[Stored records]
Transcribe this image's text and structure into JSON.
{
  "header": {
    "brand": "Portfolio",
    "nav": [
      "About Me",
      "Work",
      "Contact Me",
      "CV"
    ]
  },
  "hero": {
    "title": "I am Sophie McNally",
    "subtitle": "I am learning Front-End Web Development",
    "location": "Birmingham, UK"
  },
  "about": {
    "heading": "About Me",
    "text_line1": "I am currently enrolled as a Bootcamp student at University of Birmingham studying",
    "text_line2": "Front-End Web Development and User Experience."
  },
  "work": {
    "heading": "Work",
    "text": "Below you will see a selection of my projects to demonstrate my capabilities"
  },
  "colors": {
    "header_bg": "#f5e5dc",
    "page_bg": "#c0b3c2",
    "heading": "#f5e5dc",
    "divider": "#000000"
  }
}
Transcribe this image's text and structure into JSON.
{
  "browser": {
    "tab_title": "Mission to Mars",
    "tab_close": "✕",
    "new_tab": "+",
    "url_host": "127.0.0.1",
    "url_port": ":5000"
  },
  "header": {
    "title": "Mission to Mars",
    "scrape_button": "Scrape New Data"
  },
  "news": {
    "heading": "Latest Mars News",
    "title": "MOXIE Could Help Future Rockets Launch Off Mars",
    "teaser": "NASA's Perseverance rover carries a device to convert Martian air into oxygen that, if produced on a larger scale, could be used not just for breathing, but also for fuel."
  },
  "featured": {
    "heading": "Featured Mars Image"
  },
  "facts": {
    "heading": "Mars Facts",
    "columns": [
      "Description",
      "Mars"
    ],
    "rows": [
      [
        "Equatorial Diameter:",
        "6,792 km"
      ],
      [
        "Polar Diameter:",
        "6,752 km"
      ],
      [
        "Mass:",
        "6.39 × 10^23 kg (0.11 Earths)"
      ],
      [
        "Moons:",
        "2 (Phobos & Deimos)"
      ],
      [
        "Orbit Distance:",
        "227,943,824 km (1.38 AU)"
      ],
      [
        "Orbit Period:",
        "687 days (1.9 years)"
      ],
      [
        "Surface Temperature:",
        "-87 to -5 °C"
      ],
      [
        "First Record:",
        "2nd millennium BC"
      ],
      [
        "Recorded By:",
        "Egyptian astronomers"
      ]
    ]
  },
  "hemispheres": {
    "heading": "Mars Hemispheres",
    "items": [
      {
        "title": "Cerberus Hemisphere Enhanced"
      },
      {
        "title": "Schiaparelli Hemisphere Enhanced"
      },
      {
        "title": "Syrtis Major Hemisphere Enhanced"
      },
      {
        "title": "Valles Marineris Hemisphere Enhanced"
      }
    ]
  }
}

## WORK TO COMPLETE
Repeat the records above exactly.

## RESULT OF THIS TASK
Transcribe this image's text and structure into JSON.
{
  "header": {
    "brand": "Portfolio",
    "nav": [
      "About Me",
      "Work",
      "Contact Me",
      "CV"
    ]
  },
  "hero": {
    "title": "I am Sophie McNally",
    "subtitle": "I am learning Front-End Web Development",
    "location": "Birmingham, UK"
  },
  "about": {
    "heading": "About Me",
    "text_line1": "I am currently enrolled as a Bootcamp student at University of Birmingham studying",
    "text_line2": "Front-End Web Development and User Experience."
  },
  "work": {
    "heading": "Work",
    "text": "Below you will see a selection of my projects to demonstrate my capabilities"
  },
  "colors": {
    "header_bg": "#f5e5dc",
    "page_bg": "#c0b3c2",
    "heading": "#f5e5dc",
    "divider": "#000000"
  }
}
Transcribe this image's text and structure into JSON.
{
  "browser": {
    "tab_title": "Mission to Mars",
    "tab_close": "✕",
    "new_tab": "+",
    "url_host": "127.0.0.1",
    "url_port": ":5000"
  },
  "header": {
    "title": "Mission to Mars",
    "scrape_button": "Scrape New Data"
  },
  "news": {
    "heading": "Latest Mars News",
    "title": "MOXIE Could Help Future Rockets Launch Off Mars",
    "teaser": "NASA's Perseverance rover carries a device to convert Martian air into oxygen that, if produced on a larger scale, could be used not just for breathing, but also for fuel."
  },
  "featured": {
    "heading": "Featured Mars Image"
  },
  "facts": {
    "heading": "Mars Facts",
    "columns": [
      "Description",
      "Mars"
    ],
    "rows": [
      [
        "Equatorial Diameter:",
        "6,792 km"
      ],
      [
        "Polar Diameter:",
        "6,752 km"
      ],
      [
        "Mass:",
        "6.39 × 10^23 kg (0.11 Earths)"
      ],
      [
        "Moons:",
        "2 (Phobos & Deimos)"
      ],
      [
        "Orbit Distance:",
        "227,943,824 km (1.38 AU)"
      ],
      [
        "Orbit Period:",
        "687 days (1.9 years)"
      ],
      [
        "Surface Temperature:",
        "-87 to -5 °C"
      ],
      [
        "First Record:",
        "2nd millennium BC"
      ],
      [
        "Recorded By:",
        "Egyptian astronomers"
      ]
    ]
  },
  "hemispheres": {
    "heading": "Mars Hemispheres",
    "items": [
      {
        "title": "Cerberus Hemisphere Enhanced"
      },
      {
        "title": "Schiaparelli Hemisphere Enhanced"
      },
      {
        "title": "Syrtis Major Hemisphere Enhanced"
      },
      {
        "title": "Valles Marineris Hemisphere Enhanced"
      }
    ]
  }
}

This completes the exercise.